→ **DATA IN THIS EXERCISE**:
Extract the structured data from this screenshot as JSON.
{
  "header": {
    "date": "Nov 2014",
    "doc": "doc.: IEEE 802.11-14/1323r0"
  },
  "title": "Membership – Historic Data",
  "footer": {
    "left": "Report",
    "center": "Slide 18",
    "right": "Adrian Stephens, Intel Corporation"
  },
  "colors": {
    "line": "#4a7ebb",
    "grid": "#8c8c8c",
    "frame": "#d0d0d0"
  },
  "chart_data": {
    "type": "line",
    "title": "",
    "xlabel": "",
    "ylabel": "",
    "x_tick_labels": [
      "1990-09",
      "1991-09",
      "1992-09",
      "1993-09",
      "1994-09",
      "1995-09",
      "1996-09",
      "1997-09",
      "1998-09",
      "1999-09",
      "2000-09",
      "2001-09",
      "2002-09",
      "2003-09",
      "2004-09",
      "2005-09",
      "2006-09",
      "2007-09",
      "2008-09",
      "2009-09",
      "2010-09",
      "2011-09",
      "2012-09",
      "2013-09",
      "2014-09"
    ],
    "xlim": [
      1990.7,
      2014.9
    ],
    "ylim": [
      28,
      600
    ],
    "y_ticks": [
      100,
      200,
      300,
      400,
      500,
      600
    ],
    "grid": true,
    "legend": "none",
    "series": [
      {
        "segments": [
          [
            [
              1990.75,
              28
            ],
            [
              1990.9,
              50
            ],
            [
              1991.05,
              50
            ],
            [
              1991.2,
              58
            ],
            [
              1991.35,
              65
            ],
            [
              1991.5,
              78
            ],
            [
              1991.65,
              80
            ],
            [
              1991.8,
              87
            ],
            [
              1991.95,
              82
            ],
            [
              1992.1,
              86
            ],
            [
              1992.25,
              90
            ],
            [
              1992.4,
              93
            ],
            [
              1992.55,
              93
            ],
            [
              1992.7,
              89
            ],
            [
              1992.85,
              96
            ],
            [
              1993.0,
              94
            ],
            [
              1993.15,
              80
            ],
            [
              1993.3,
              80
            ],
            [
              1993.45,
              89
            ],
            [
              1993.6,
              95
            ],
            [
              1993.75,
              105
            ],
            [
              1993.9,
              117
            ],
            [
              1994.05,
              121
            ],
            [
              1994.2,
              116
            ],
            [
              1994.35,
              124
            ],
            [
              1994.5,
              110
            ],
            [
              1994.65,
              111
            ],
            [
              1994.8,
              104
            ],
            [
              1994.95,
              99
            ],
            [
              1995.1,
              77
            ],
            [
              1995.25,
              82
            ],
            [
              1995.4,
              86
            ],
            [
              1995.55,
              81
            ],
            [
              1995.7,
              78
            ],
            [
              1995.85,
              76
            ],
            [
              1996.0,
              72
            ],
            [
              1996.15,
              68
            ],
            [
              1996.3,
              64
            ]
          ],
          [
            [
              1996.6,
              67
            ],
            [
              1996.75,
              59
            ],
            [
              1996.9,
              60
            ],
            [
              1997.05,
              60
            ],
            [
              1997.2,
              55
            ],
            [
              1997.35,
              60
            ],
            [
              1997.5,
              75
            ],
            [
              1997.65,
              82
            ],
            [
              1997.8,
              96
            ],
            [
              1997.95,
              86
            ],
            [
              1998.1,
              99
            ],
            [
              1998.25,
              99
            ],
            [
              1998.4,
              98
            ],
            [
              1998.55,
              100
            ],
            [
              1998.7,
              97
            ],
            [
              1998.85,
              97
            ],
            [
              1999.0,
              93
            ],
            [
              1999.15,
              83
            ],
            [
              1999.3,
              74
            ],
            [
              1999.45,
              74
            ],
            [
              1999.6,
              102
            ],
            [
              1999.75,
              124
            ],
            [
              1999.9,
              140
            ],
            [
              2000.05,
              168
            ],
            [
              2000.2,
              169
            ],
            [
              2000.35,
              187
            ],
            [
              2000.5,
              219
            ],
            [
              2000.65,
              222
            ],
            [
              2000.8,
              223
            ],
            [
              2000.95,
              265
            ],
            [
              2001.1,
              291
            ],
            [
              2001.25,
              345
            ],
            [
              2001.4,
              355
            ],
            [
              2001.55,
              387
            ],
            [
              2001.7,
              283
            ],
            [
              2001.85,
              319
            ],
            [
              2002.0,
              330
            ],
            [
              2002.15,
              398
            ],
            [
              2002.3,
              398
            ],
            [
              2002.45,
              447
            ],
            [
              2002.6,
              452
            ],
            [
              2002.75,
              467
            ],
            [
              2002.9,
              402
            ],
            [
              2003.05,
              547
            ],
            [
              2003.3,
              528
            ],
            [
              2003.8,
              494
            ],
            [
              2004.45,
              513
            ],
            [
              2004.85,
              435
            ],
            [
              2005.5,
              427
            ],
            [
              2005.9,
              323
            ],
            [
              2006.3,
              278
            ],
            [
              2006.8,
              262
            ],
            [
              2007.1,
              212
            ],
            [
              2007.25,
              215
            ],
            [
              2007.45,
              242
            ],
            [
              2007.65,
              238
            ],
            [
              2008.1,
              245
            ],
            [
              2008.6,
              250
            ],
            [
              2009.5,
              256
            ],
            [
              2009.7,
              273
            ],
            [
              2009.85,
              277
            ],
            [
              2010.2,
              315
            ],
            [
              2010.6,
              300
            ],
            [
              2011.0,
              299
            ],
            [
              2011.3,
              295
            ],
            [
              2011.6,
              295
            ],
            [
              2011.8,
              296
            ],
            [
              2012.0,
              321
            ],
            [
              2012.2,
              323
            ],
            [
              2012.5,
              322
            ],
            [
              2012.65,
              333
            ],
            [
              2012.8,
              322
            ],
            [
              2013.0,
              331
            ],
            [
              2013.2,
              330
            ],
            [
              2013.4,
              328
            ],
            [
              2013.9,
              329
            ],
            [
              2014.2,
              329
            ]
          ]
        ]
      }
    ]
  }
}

→ **EXERCISE OBJECTIVE**:
Where does the word "title" appear in the listing? List each line that holds it.

→ **SOLUTION TO THIS TASK**:
  "title": "Membership – Historic Data",
    "title": "",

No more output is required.